Task prompt:
List each line of the data that holds the word "Education".

-- start Information provided --

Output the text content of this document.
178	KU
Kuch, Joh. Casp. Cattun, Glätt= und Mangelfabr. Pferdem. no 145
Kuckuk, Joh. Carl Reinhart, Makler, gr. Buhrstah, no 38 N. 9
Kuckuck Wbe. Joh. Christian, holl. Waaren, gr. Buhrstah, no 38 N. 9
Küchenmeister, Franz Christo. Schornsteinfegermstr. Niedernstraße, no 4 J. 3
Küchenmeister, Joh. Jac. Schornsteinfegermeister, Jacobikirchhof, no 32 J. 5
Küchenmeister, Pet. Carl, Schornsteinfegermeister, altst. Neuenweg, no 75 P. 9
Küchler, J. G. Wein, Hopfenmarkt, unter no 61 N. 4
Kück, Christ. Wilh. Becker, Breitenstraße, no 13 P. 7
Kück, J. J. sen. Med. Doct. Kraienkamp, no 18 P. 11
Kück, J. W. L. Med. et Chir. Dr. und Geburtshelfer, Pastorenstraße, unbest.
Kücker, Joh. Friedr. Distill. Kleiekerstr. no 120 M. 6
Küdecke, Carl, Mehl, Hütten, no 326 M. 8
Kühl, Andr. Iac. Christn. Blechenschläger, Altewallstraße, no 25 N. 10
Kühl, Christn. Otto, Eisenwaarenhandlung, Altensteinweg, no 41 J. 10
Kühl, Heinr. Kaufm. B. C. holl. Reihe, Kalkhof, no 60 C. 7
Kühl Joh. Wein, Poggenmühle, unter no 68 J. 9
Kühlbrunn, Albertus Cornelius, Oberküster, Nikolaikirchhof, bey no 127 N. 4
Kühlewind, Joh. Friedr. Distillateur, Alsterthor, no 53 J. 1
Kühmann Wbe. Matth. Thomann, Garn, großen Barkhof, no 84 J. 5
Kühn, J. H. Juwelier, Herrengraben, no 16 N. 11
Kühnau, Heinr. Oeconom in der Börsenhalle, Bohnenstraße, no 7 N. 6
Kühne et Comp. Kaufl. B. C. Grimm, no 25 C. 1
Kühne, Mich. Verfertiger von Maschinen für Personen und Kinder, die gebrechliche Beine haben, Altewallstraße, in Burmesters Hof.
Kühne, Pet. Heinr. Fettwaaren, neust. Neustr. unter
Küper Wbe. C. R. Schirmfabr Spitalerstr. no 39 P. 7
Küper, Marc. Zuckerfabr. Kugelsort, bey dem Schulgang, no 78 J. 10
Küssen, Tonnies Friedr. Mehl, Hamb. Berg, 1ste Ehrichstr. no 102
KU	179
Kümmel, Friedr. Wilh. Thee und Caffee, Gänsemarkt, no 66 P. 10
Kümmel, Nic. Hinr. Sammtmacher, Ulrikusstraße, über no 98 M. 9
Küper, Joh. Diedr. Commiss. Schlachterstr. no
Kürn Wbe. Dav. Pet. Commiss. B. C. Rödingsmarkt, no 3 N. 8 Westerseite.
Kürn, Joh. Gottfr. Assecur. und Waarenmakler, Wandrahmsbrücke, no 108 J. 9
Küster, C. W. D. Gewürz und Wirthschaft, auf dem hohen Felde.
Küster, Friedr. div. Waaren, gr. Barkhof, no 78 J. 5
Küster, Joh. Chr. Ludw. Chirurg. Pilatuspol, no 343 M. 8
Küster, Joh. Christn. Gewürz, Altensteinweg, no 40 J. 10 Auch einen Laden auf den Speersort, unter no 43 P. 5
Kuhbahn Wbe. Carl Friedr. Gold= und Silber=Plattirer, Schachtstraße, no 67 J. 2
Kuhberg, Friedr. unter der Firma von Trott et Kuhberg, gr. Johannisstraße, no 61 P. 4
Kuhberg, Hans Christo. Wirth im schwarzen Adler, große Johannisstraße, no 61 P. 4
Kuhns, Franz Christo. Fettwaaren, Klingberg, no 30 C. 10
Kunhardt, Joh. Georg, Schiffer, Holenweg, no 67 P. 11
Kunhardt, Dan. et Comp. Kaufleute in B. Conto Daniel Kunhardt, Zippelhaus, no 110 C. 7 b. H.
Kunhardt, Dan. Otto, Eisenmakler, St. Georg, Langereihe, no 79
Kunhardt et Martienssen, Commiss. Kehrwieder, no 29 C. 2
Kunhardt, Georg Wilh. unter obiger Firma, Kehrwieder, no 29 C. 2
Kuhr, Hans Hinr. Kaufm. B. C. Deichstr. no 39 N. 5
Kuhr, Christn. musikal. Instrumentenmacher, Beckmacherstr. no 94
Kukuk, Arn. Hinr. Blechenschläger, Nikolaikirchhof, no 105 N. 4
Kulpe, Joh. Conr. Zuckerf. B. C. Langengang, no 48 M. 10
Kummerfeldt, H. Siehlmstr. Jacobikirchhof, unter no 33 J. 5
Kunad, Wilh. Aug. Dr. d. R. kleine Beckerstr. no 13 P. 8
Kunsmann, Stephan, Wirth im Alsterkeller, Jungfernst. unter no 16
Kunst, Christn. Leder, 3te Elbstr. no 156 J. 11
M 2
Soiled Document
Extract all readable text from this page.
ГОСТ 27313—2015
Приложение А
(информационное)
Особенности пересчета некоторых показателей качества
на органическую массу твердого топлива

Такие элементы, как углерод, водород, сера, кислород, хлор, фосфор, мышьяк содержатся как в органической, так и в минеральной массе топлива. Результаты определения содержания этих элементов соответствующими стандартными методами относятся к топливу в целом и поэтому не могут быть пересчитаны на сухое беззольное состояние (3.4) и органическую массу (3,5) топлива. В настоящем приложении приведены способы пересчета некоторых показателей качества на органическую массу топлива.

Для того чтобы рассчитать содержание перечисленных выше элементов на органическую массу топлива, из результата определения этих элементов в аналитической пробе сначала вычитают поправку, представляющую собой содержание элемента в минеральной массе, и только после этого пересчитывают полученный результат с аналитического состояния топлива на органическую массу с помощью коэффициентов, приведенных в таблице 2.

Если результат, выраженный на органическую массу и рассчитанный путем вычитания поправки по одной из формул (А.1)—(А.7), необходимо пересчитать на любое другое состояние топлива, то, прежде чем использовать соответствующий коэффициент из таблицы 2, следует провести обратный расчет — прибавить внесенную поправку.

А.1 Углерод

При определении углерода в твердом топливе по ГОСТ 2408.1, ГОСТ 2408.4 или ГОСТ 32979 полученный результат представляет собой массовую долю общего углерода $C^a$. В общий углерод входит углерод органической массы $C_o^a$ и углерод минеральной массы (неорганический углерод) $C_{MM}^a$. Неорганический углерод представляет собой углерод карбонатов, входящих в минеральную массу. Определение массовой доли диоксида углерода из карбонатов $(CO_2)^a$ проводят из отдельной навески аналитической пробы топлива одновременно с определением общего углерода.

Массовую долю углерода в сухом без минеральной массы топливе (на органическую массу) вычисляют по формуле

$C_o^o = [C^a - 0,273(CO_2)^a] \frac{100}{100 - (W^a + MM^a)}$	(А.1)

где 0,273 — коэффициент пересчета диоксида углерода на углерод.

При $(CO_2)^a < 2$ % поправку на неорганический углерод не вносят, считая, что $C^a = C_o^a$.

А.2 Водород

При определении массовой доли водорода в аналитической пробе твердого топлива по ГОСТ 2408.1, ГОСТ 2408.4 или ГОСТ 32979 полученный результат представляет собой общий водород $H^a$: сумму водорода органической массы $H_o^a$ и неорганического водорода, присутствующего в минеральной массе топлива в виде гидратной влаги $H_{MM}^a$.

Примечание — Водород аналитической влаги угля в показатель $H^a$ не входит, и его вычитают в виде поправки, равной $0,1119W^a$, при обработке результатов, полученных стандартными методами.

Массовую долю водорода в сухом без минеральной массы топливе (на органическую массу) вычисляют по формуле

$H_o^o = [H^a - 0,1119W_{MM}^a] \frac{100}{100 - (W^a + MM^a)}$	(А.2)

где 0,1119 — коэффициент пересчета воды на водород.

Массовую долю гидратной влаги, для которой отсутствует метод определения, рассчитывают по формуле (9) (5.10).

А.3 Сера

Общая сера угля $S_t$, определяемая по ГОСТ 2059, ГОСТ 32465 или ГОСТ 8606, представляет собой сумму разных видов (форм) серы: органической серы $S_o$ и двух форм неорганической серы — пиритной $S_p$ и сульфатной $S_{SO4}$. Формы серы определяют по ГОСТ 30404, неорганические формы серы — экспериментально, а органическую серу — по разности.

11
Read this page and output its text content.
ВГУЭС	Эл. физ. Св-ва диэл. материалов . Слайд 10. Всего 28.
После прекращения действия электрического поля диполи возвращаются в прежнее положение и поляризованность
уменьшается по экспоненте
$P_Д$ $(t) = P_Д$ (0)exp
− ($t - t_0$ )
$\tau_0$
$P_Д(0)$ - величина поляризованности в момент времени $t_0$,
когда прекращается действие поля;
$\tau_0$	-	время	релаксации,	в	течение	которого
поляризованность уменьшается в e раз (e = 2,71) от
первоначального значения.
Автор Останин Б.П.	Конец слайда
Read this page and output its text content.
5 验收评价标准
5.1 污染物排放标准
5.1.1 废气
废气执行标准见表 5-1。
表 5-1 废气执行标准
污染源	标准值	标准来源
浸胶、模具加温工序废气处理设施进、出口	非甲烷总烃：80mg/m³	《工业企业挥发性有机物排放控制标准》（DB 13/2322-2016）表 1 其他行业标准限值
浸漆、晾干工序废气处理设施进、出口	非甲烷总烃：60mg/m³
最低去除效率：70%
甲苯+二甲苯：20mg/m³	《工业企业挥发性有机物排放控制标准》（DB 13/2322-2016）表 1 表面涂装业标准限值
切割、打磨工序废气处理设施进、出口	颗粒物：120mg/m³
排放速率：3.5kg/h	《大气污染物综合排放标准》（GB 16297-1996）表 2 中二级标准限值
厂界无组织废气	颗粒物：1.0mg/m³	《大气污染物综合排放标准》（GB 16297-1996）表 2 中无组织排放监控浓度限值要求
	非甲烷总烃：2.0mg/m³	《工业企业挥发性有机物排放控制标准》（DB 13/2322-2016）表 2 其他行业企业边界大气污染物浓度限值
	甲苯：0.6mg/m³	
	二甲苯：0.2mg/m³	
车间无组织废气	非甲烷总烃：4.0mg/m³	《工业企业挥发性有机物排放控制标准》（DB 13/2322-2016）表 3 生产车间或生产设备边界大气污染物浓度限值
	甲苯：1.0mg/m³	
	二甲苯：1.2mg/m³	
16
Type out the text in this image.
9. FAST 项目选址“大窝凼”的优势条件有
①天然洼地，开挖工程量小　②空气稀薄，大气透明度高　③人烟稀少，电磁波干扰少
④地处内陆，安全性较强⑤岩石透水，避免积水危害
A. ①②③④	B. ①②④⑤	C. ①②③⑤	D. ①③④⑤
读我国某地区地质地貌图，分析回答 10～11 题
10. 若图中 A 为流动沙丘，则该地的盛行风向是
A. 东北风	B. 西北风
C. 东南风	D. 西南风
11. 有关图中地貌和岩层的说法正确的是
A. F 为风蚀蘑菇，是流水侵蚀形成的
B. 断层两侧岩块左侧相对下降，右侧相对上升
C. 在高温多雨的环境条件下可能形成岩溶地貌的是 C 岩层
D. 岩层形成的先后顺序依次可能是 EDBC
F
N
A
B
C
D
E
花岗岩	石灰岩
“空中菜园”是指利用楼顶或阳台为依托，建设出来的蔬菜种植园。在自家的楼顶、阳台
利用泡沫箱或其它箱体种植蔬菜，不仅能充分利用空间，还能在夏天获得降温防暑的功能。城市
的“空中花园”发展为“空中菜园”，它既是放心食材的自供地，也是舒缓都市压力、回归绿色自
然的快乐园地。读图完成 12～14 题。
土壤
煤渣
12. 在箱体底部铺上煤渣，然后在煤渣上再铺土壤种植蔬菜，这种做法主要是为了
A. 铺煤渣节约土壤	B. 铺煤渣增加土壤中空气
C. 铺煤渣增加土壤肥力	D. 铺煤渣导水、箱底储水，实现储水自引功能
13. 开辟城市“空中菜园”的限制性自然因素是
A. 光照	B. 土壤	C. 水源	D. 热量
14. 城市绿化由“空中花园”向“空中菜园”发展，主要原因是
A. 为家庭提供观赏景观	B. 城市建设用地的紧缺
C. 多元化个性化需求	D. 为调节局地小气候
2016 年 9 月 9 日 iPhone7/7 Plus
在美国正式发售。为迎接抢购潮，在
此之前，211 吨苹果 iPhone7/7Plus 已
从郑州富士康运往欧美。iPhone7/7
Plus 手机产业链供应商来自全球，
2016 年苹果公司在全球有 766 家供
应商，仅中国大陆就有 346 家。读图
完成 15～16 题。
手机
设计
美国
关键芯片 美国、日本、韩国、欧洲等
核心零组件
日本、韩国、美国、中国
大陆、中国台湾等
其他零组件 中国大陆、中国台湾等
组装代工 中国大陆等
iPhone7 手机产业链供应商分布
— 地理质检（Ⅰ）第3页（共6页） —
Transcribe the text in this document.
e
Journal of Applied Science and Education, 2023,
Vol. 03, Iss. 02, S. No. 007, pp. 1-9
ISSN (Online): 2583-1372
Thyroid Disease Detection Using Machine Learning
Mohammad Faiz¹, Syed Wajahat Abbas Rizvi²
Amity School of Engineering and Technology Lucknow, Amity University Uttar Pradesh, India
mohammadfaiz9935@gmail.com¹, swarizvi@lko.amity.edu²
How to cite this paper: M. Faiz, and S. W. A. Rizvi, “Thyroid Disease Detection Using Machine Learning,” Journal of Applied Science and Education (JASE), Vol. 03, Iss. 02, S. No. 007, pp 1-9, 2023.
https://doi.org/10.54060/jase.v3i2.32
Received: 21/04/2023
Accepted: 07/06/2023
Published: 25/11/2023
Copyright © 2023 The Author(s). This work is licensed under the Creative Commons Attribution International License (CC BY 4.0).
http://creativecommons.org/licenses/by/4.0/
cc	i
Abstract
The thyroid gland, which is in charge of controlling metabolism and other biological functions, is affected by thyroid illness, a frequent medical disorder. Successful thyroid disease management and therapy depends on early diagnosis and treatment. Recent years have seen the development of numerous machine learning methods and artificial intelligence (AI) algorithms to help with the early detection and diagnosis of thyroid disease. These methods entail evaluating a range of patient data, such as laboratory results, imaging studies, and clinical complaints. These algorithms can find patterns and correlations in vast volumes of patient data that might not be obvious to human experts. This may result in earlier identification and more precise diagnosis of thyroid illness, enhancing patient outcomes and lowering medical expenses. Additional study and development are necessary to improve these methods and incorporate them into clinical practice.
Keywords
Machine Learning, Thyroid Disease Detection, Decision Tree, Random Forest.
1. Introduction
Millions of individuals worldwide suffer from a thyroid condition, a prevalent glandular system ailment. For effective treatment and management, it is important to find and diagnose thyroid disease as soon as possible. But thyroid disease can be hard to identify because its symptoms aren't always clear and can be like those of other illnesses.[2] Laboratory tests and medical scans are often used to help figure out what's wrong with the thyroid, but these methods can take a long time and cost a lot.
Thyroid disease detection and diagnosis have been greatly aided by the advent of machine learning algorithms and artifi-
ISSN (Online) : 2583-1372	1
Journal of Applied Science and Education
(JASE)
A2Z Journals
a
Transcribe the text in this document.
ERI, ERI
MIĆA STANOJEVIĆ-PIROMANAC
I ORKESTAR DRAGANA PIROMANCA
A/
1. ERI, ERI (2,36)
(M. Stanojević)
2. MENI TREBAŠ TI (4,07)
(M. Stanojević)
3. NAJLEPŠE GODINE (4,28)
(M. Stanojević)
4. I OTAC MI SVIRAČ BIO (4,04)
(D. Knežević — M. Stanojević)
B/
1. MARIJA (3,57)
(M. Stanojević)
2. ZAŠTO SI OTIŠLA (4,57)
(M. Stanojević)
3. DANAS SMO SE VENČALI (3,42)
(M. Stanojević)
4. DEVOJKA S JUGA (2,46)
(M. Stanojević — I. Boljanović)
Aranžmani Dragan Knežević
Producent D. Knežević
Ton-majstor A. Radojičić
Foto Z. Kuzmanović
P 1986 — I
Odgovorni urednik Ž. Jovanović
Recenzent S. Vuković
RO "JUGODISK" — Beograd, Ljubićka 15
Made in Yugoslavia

-- end Information provided --

Solution to this problem:
Journal of Applied Science and Education, 2023,
How to cite this paper: M. Faiz, and S. W. A. Rizvi, “Thyroid Disease Detection Using Machine Learning,” Journal of Applied Science and Education (JASE), Vol. 03, Iss. 02, S. No. 007, pp 1-9, 2023.
Journal of Applied Science and Education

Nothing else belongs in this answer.